[To be done]: In the listing that follows, count each line where the word "content" appears; write nothing but the count.

[Input material]:

========================================================================

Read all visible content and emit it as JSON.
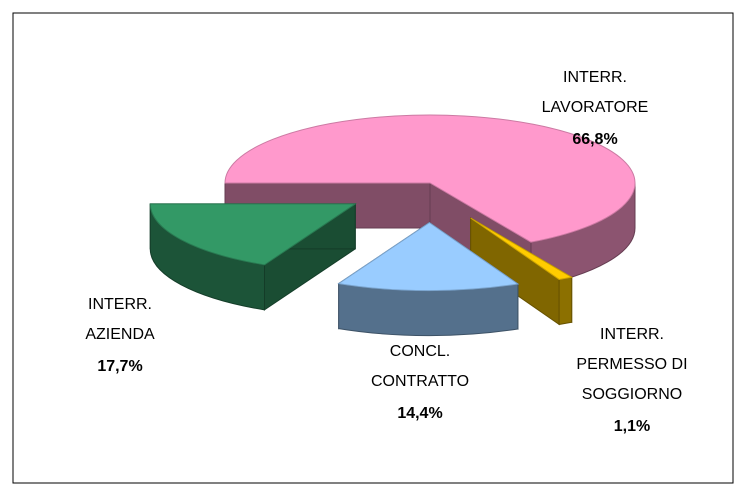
{
  "chart_data": {
    "type": "pie3d",
    "categories": [
      "INTERR.\nLAVORATORE",
      "INTERR.\nPERMESSO DI\nSOGGIORNO",
      "CONCL.\nCONTRATTO",
      "INTERR.\nAZIENDA"
    ],
    "values": [
      66.8,
      1.1,
      14.4,
      17.7
    ],
    "value_labels": [
      "66,8%",
      "1,1%",
      "14,4%",
      "17,7%"
    ],
    "colors": [
      "#ff99cc",
      "#ffcc00",
      "#99ccff",
      "#339966"
    ]
  }
}
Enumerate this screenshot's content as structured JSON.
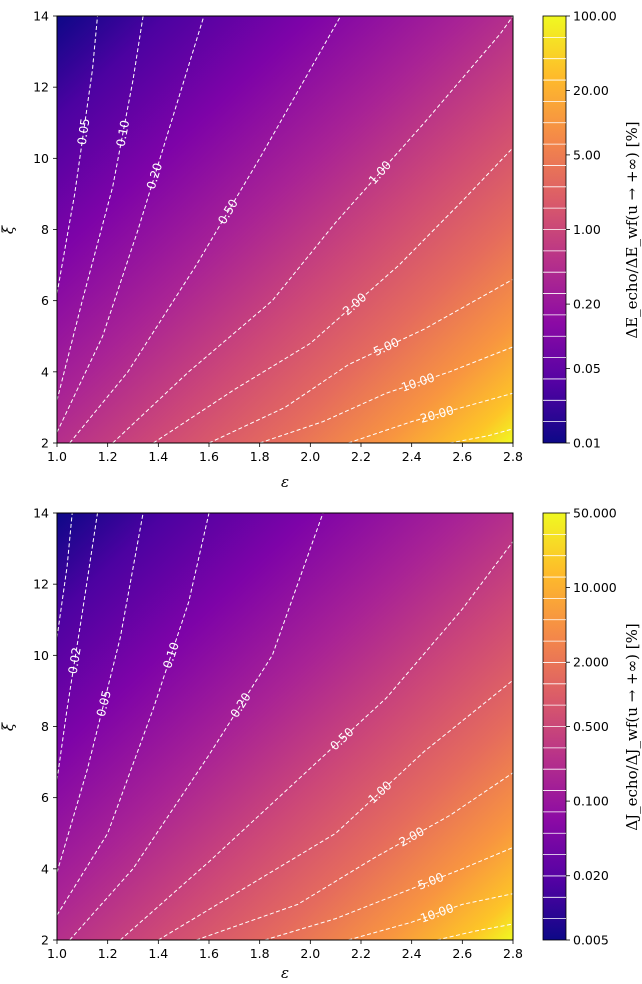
{
  "chart_data": [
    {
      "type": "contourf",
      "colormap": "plasma",
      "xlabel": "ε",
      "ylabel": "ξ",
      "xlim": [
        1.0,
        2.8
      ],
      "ylim": [
        2,
        14
      ],
      "x_ticks": [
        "1.0",
        "1.2",
        "1.4",
        "1.6",
        "1.8",
        "2.0",
        "2.2",
        "2.4",
        "2.6",
        "2.8"
      ],
      "y_ticks": [
        "2",
        "4",
        "6",
        "8",
        "10",
        "12",
        "14"
      ],
      "colorbar": {
        "label": "ΔE_echo/ΔE_wf(u → +∞) [%]",
        "scale": "log",
        "range": [
          0.01,
          100.0
        ],
        "tick_labels": [
          "100.00",
          "20.00",
          "5.00",
          "1.00",
          "0.20",
          "0.05",
          "0.01"
        ]
      },
      "contour_levels": [
        {
          "value": 0.05,
          "label": "0.05",
          "line": [
            [
              1.0,
              6.2
            ],
            [
              1.07,
              9.0
            ],
            [
              1.14,
              12.5
            ],
            [
              1.16,
              14.0
            ]
          ]
        },
        {
          "value": 0.1,
          "label": "0.10",
          "line": [
            [
              1.0,
              3.2
            ],
            [
              1.1,
              6.0
            ],
            [
              1.22,
              9.2
            ],
            [
              1.3,
              12.2
            ],
            [
              1.34,
              14.0
            ]
          ]
        },
        {
          "value": 0.2,
          "label": "0.20",
          "line": [
            [
              1.0,
              2.3
            ],
            [
              1.18,
              5.0
            ],
            [
              1.32,
              8.0
            ],
            [
              1.45,
              11.0
            ],
            [
              1.58,
              14.0
            ]
          ]
        },
        {
          "value": 0.5,
          "label": "0.50",
          "line": [
            [
              1.05,
              2.0
            ],
            [
              1.28,
              4.0
            ],
            [
              1.55,
              7.0
            ],
            [
              1.8,
              10.0
            ],
            [
              2.0,
              12.5
            ],
            [
              2.12,
              14.0
            ]
          ]
        },
        {
          "value": 1.0,
          "label": "1.00",
          "line": [
            [
              1.22,
              2.0
            ],
            [
              1.52,
              4.0
            ],
            [
              1.85,
              6.0
            ],
            [
              2.1,
              8.2
            ],
            [
              2.45,
              11.0
            ],
            [
              2.75,
              13.5
            ],
            [
              2.8,
              14.0
            ]
          ]
        },
        {
          "value": 2.0,
          "label": "2.00",
          "line": [
            [
              1.38,
              2.0
            ],
            [
              1.7,
              3.5
            ],
            [
              2.0,
              4.8
            ],
            [
              2.35,
              7.0
            ],
            [
              2.6,
              8.8
            ],
            [
              2.8,
              10.3
            ]
          ]
        },
        {
          "value": 5.0,
          "label": "5.00",
          "line": [
            [
              1.6,
              2.0
            ],
            [
              1.9,
              3.0
            ],
            [
              2.15,
              4.2
            ],
            [
              2.45,
              5.2
            ],
            [
              2.8,
              6.6
            ]
          ]
        },
        {
          "value": 10.0,
          "label": "10.00",
          "line": [
            [
              1.8,
              2.0
            ],
            [
              2.05,
              2.6
            ],
            [
              2.3,
              3.4
            ],
            [
              2.55,
              4.0
            ],
            [
              2.8,
              4.7
            ]
          ]
        },
        {
          "value": 20.0,
          "label": "20.00",
          "line": [
            [
              2.15,
              2.0
            ],
            [
              2.4,
              2.6
            ],
            [
              2.6,
              3.0
            ],
            [
              2.8,
              3.4
            ]
          ]
        },
        {
          "value": 50.0,
          "label": "",
          "line": [
            [
              2.55,
              2.0
            ],
            [
              2.7,
              2.2
            ],
            [
              2.8,
              2.4
            ]
          ]
        }
      ]
    },
    {
      "type": "contourf",
      "colormap": "plasma",
      "xlabel": "ε",
      "ylabel": "ξ",
      "xlim": [
        1.0,
        2.8
      ],
      "ylim": [
        2,
        14
      ],
      "x_ticks": [
        "1.0",
        "1.2",
        "1.4",
        "1.6",
        "1.8",
        "2.0",
        "2.2",
        "2.4",
        "2.6",
        "2.8"
      ],
      "y_ticks": [
        "2",
        "4",
        "6",
        "8",
        "10",
        "12",
        "14"
      ],
      "colorbar": {
        "label": "ΔJ_echo/ΔJ_wf(u → +∞) [%]",
        "scale": "log",
        "range": [
          0.005,
          50.0
        ],
        "tick_labels": [
          "50.000",
          "10.000",
          "2.000",
          "0.500",
          "0.100",
          "0.020",
          "0.005"
        ]
      },
      "contour_levels": [
        {
          "value": 0.01,
          "label": "",
          "line": [
            [
              1.0,
              10.5
            ],
            [
              1.04,
              12.5
            ],
            [
              1.06,
              14.0
            ]
          ]
        },
        {
          "value": 0.02,
          "label": "0.02",
          "line": [
            [
              1.0,
              6.5
            ],
            [
              1.04,
              8.5
            ],
            [
              1.1,
              11.2
            ],
            [
              1.16,
              14.0
            ]
          ]
        },
        {
          "value": 0.05,
          "label": "0.05",
          "line": [
            [
              1.0,
              3.9
            ],
            [
              1.12,
              6.8
            ],
            [
              1.25,
              10.5
            ],
            [
              1.34,
              14.0
            ]
          ]
        },
        {
          "value": 0.1,
          "label": "0.10",
          "line": [
            [
              1.0,
              2.7
            ],
            [
              1.2,
              5.0
            ],
            [
              1.38,
              8.5
            ],
            [
              1.52,
              11.5
            ],
            [
              1.6,
              14.0
            ]
          ]
        },
        {
          "value": 0.2,
          "label": "0.20",
          "line": [
            [
              1.05,
              2.0
            ],
            [
              1.3,
              4.0
            ],
            [
              1.6,
              7.2
            ],
            [
              1.85,
              10.0
            ],
            [
              2.05,
              14.0
            ]
          ]
        },
        {
          "value": 0.5,
          "label": "0.50",
          "line": [
            [
              1.25,
              2.0
            ],
            [
              1.6,
              4.2
            ],
            [
              1.95,
              6.5
            ],
            [
              2.3,
              8.8
            ],
            [
              2.6,
              11.3
            ],
            [
              2.8,
              13.2
            ]
          ]
        },
        {
          "value": 1.0,
          "label": "1.00",
          "line": [
            [
              1.4,
              2.0
            ],
            [
              1.75,
              3.5
            ],
            [
              2.1,
              5.0
            ],
            [
              2.45,
              7.3
            ],
            [
              2.8,
              9.3
            ]
          ]
        },
        {
          "value": 2.0,
          "label": "2.00",
          "line": [
            [
              1.55,
              2.0
            ],
            [
              1.95,
              3.0
            ],
            [
              2.25,
              4.3
            ],
            [
              2.55,
              5.5
            ],
            [
              2.8,
              6.7
            ]
          ]
        },
        {
          "value": 5.0,
          "label": "5.00",
          "line": [
            [
              1.82,
              2.0
            ],
            [
              2.1,
              2.6
            ],
            [
              2.35,
              3.3
            ],
            [
              2.6,
              4.0
            ],
            [
              2.8,
              4.6
            ]
          ]
        },
        {
          "value": 10.0,
          "label": "10.00",
          "line": [
            [
              2.15,
              2.0
            ],
            [
              2.4,
              2.5
            ],
            [
              2.6,
              3.0
            ],
            [
              2.8,
              3.3
            ]
          ]
        },
        {
          "value": 20.0,
          "label": "",
          "line": [
            [
              2.5,
              2.0
            ],
            [
              2.65,
              2.25
            ],
            [
              2.8,
              2.45
            ]
          ]
        }
      ]
    }
  ]
}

========================================================================

[Completed exercise]: 2